__WHAT THE TASK ASKS__.
Where does the string "wiki" appear? Copy every line of the entries below that holds it.

__DATA SHOWN__.
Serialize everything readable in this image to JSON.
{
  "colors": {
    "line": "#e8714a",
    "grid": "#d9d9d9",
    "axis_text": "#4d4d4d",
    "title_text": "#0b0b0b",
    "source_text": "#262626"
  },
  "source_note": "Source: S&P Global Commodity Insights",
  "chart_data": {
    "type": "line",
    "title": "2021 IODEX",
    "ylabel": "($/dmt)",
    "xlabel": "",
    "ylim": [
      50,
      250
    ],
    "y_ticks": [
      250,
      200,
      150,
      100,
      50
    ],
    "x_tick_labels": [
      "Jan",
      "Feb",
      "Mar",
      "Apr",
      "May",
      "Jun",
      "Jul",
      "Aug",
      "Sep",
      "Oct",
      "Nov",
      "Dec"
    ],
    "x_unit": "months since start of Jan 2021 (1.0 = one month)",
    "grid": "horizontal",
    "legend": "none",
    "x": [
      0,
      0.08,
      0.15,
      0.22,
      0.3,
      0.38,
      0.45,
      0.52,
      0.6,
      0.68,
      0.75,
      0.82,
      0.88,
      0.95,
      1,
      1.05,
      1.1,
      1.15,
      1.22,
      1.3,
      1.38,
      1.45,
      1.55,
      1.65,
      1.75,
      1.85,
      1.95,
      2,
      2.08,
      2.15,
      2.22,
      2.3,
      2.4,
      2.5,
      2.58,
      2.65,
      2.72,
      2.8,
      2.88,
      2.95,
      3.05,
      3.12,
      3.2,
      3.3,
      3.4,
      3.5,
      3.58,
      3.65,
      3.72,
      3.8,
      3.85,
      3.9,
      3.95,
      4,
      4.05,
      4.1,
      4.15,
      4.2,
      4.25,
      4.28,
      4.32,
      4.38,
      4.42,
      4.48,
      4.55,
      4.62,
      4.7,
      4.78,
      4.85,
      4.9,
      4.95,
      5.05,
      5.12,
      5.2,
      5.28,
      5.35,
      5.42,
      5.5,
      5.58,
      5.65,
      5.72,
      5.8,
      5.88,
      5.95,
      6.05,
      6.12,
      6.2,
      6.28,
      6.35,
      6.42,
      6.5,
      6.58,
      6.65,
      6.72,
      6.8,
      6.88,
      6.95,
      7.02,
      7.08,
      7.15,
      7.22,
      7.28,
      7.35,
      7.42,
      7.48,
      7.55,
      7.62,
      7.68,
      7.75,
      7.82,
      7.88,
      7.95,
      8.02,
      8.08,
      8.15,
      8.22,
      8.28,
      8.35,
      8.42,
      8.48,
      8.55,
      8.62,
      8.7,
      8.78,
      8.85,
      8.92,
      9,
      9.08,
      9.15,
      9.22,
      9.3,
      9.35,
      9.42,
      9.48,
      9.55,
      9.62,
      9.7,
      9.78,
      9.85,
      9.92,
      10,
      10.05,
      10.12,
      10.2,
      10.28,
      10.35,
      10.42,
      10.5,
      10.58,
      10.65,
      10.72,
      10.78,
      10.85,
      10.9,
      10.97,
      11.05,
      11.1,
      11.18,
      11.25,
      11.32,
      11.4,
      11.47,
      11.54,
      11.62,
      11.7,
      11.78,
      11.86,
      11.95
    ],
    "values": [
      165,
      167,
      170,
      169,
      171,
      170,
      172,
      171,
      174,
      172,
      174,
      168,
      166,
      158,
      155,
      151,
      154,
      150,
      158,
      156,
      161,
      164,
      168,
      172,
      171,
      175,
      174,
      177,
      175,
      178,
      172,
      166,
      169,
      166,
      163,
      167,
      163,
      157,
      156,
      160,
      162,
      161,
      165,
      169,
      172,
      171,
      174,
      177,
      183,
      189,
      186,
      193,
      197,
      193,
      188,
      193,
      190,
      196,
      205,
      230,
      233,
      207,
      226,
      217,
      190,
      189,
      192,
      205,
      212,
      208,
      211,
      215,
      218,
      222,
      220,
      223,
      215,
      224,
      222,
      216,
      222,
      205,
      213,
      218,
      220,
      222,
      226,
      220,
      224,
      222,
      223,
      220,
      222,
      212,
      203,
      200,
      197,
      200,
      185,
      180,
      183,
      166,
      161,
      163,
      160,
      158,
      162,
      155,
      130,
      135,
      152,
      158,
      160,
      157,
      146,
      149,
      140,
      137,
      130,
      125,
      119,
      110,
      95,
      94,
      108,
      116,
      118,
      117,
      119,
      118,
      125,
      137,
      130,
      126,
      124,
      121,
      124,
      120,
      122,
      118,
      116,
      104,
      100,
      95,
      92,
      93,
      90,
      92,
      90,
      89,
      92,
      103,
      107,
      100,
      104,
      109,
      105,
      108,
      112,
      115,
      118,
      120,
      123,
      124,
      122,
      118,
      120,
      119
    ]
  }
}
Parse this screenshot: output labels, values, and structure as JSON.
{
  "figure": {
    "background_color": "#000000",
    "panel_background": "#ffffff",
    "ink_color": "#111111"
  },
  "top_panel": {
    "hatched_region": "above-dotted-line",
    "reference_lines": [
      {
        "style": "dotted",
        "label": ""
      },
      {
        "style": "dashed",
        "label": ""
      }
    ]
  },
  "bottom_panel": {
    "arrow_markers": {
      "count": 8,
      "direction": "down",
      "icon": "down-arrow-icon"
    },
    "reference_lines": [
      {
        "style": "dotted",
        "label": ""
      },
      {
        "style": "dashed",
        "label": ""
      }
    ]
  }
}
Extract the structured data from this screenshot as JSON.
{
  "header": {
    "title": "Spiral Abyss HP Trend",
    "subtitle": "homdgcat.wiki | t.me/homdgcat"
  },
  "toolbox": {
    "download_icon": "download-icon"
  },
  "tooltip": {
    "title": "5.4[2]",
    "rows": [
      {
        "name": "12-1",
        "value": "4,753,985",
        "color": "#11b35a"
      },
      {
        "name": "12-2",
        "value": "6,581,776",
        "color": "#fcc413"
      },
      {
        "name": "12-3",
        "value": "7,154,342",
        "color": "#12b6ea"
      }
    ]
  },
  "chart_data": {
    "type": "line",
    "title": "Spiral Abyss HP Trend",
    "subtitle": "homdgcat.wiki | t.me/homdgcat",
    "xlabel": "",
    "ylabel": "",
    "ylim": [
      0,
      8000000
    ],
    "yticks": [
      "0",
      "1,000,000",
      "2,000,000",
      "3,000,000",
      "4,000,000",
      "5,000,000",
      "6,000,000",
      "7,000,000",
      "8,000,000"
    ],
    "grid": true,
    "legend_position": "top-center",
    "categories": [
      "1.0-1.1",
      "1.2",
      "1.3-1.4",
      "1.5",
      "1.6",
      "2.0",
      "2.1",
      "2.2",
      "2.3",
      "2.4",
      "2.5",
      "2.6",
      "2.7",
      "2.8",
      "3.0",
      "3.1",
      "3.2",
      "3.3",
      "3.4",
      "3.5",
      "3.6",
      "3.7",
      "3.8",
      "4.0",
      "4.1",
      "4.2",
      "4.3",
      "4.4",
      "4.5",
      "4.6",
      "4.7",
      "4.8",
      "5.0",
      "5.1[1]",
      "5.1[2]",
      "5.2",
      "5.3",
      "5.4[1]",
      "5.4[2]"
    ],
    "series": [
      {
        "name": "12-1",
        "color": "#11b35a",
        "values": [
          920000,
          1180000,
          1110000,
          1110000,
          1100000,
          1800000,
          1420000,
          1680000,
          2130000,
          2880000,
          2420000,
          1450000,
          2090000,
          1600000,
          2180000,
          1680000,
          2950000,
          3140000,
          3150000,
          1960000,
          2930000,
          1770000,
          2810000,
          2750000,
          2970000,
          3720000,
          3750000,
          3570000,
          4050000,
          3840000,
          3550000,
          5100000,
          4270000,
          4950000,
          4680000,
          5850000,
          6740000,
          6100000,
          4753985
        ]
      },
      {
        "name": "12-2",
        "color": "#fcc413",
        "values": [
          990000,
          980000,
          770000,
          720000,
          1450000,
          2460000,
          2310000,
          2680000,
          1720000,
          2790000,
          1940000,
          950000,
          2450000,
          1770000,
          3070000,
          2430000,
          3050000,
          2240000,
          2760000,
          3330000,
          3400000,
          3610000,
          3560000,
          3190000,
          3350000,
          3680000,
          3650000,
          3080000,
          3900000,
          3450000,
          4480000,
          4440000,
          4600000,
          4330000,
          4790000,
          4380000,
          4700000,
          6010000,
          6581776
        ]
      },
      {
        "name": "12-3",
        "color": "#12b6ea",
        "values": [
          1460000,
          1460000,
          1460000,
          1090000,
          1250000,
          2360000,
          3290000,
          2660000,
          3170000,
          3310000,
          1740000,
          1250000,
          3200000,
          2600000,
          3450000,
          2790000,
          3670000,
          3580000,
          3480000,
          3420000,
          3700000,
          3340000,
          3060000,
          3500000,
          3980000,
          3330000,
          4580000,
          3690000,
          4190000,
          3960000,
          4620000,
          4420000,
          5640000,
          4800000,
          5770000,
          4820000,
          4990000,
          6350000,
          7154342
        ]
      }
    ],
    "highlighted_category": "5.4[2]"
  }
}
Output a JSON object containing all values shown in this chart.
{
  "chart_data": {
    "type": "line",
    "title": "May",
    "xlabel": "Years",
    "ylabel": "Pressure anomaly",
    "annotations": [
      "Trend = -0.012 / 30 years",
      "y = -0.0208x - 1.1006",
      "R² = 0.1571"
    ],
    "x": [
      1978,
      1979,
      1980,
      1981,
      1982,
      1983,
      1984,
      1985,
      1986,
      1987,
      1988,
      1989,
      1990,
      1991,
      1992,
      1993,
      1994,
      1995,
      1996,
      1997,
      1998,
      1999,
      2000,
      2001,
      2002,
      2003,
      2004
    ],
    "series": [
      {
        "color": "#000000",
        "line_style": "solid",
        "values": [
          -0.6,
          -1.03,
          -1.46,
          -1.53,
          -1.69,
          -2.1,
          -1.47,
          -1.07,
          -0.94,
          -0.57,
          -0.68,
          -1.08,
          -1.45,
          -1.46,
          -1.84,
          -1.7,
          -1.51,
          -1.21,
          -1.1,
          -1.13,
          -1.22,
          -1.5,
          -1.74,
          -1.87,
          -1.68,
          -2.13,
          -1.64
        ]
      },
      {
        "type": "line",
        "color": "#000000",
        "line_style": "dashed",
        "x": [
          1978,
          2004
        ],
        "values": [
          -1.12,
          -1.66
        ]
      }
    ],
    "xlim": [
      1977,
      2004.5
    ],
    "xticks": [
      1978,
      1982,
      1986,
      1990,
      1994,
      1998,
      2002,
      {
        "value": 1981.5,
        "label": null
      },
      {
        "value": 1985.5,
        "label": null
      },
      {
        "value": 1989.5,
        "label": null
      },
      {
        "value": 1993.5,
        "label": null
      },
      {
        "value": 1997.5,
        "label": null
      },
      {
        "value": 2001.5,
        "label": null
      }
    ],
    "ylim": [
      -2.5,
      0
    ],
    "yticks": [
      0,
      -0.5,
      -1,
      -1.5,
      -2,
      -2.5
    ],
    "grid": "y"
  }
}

__SOLUTION TO THE PROBLEM__.
    "subtitle": "homdgcat.wiki | t.me/homdgcat"
    "subtitle": "homdgcat.wiki | t.me/homdgcat",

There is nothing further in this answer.